» REQUIREMENT: Go through the listing and set it down exactly, leaving out its pictures.

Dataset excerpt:
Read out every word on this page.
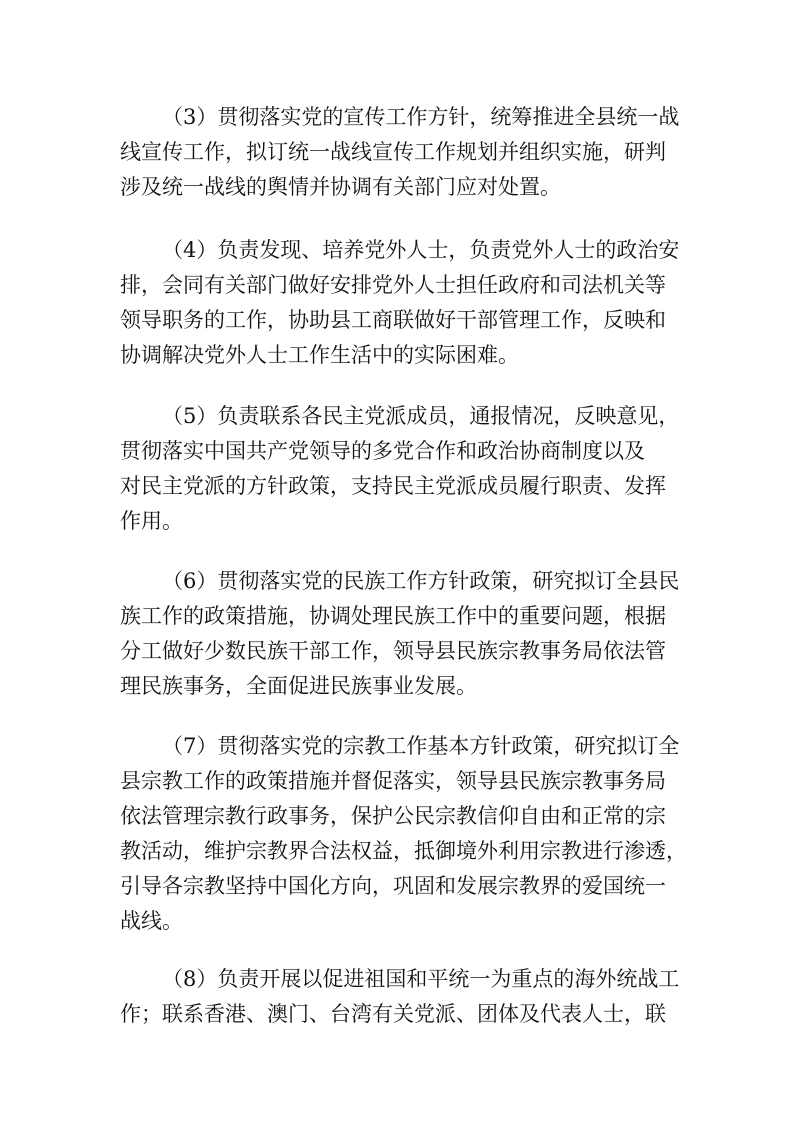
（3）贯彻落实党的宣传工作方针，统筹推进全县统一战
线宣传工作，拟订统一战线宣传工作规划并组织实施，研判
涉及统一战线的舆情并协调有关部门应对处置。
（4）负责发现、培养党外人士，负责党外人士的政治安
排，会同有关部门做好安排党外人士担任政府和司法机关等
领导职务的工作，协助县工商联做好干部管理工作，反映和
协调解决党外人士工作生活中的实际困难。
（5）负责联系各民主党派成员，通报情况，反映意见，
贯彻落实中国共产党领导的多党合作和政治协商制度以及
对民主党派的方针政策，支持民主党派成员履行职责、发挥
作用。
（6）贯彻落实党的民族工作方针政策，研究拟订全县民
族工作的政策措施，协调处理民族工作中的重要问题，根据
分工做好少数民族干部工作，领导县民族宗教事务局依法管
理民族事务，全面促进民族事业发展。
（7）贯彻落实党的宗教工作基本方针政策，研究拟订全
县宗教工作的政策措施并督促落实，领导县民族宗教事务局
依法管理宗教行政事务，保护公民宗教信仰自由和正常的宗
教活动，维护宗教界合法权益，抵御境外利用宗教进行渗透，
引导各宗教坚持中国化方向，巩固和发展宗教界的爱国统一
战线。
（8）负责开展以促进祖国和平统一为重点的海外统战工
作；联系香港、澳门、台湾有关党派、团体及代表人士，联
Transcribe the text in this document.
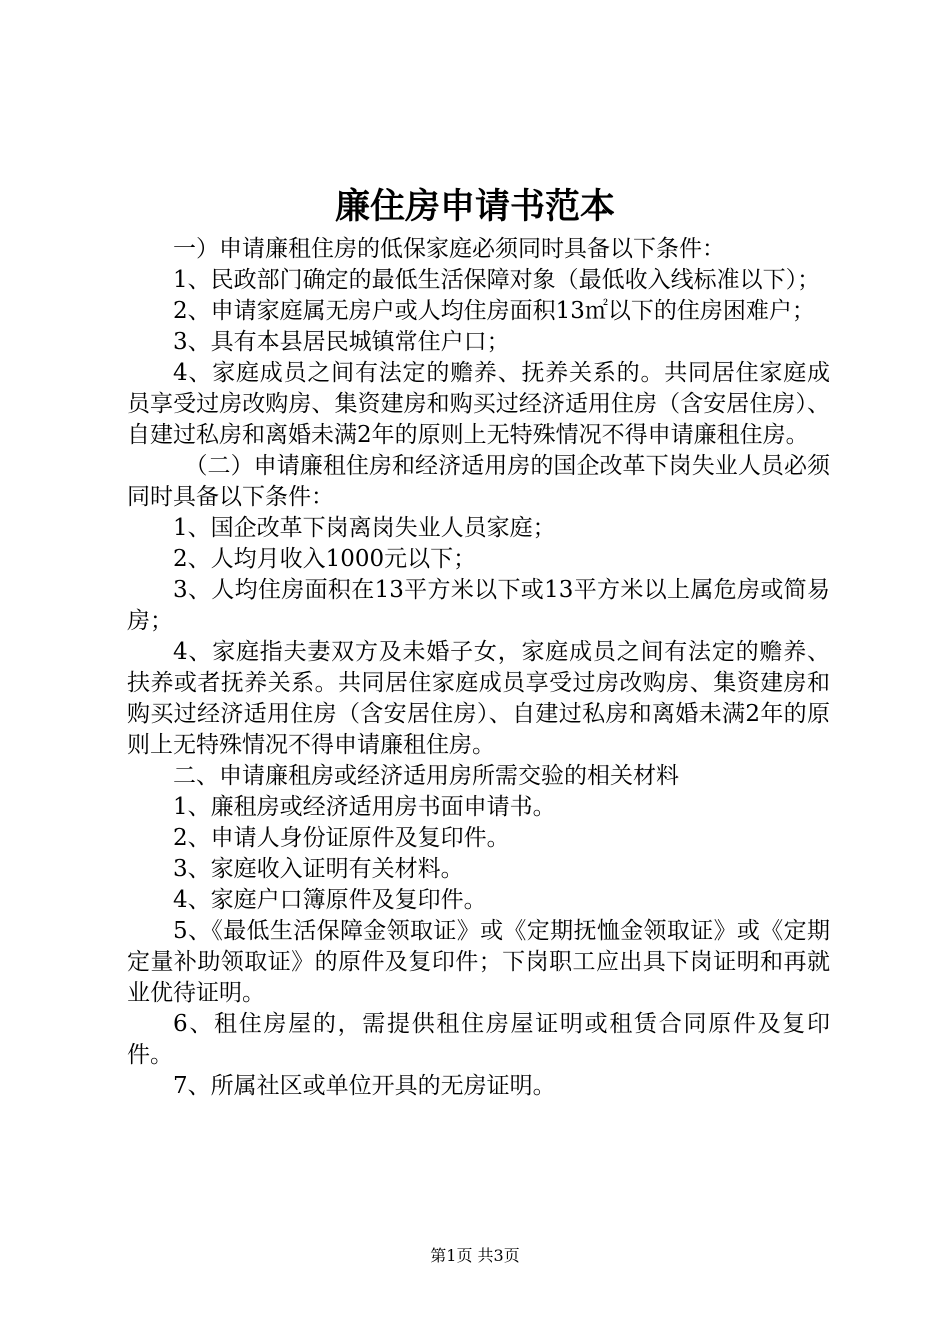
廉住房申请书范本

一）申请廉租住房的低保家庭必须同时具备以下条件：

1、民政部门确定的最低生活保障对象（最低收入线标准以下）；

2、申请家庭属无房户或人均住房面积13㎡以下的住房困难户；

3、具有本县居民城镇常住户口；

4、家庭成员之间有法定的赡养、抚养关系的。共同居住家庭成员享受过房改购房、集资建房和购买过经济适用住房（含安居住房）、自建过私房和离婚未满2年的原则上无特殊情况不得申请廉租住房。

（二）申请廉租住房和经济适用房的国企改革下岗失业人员必须同时具备以下条件：

1、国企改革下岗离岗失业人员家庭；

2、人均月收入1000元以下；

3、人均住房面积在13平方米以下或13平方米以上属危房或简易房；

4、家庭指夫妻双方及未婚子女，家庭成员之间有法定的赡养、扶养或者抚养关系。共同居住家庭成员享受过房改购房、集资建房和购买过经济适用住房（含安居住房）、自建过私房和离婚未满2年的原则上无特殊情况不得申请廉租住房。

二、申请廉租房或经济适用房所需交验的相关材料

1、廉租房或经济适用房书面申请书。

2、申请人身份证原件及复印件。

3、家庭收入证明有关材料。

4、家庭户口簿原件及复印件。

5、《最低生活保障金领取证》或《定期抚恤金领取证》或《定期定量补助领取证》的原件及复印件；下岗职工应出具下岗证明和再就业优待证明。

6、租住房屋的，需提供租住房屋证明或租赁合同原件及复印件。

7、所属社区或单位开具的无房证明。

第1页 共3页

» SOLUTION TO THIS TASK:
Read out every word on this page.
（3）贯彻落实党的宣传工作方针，统筹推进全县统一战
线宣传工作，拟订统一战线宣传工作规划并组织实施，研判
涉及统一战线的舆情并协调有关部门应对处置。
（4）负责发现、培养党外人士，负责党外人士的政治安
排，会同有关部门做好安排党外人士担任政府和司法机关等
领导职务的工作，协助县工商联做好干部管理工作，反映和
协调解决党外人士工作生活中的实际困难。
（5）负责联系各民主党派成员，通报情况，反映意见，
贯彻落实中国共产党领导的多党合作和政治协商制度以及
对民主党派的方针政策，支持民主党派成员履行职责、发挥
作用。
（6）贯彻落实党的民族工作方针政策，研究拟订全县民
族工作的政策措施，协调处理民族工作中的重要问题，根据
分工做好少数民族干部工作，领导县民族宗教事务局依法管
理民族事务，全面促进民族事业发展。
（7）贯彻落实党的宗教工作基本方针政策，研究拟订全
县宗教工作的政策措施并督促落实，领导县民族宗教事务局
依法管理宗教行政事务，保护公民宗教信仰自由和正常的宗
教活动，维护宗教界合法权益，抵御境外利用宗教进行渗透，
引导各宗教坚持中国化方向，巩固和发展宗教界的爱国统一
战线。
（8）负责开展以促进祖国和平统一为重点的海外统战工
作；联系香港、澳门、台湾有关党派、团体及代表人士，联
Transcribe the text in this document.
廉住房申请书范本

一）申请廉租住房的低保家庭必须同时具备以下条件：

1、民政部门确定的最低生活保障对象（最低收入线标准以下）；

2、申请家庭属无房户或人均住房面积13㎡以下的住房困难户；

3、具有本县居民城镇常住户口；

4、家庭成员之间有法定的赡养、抚养关系的。共同居住家庭成员享受过房改购房、集资建房和购买过经济适用住房（含安居住房）、自建过私房和离婚未满2年的原则上无特殊情况不得申请廉租住房。

（二）申请廉租住房和经济适用房的国企改革下岗失业人员必须同时具备以下条件：

1、国企改革下岗离岗失业人员家庭；

2、人均月收入1000元以下；

3、人均住房面积在13平方米以下或13平方米以上属危房或简易房；

4、家庭指夫妻双方及未婚子女，家庭成员之间有法定的赡养、扶养或者抚养关系。共同居住家庭成员享受过房改购房、集资建房和购买过经济适用住房（含安居住房）、自建过私房和离婚未满2年的原则上无特殊情况不得申请廉租住房。

二、申请廉租房或经济适用房所需交验的相关材料

1、廉租房或经济适用房书面申请书。

2、申请人身份证原件及复印件。

3、家庭收入证明有关材料。

4、家庭户口簿原件及复印件。

5、《最低生活保障金领取证》或《定期抚恤金领取证》或《定期定量补助领取证》的原件及复印件；下岗职工应出具下岗证明和再就业优待证明。

6、租住房屋的，需提供租住房屋证明或租赁合同原件及复印件。

7、所属社区或单位开具的无房证明。

第1页 共3页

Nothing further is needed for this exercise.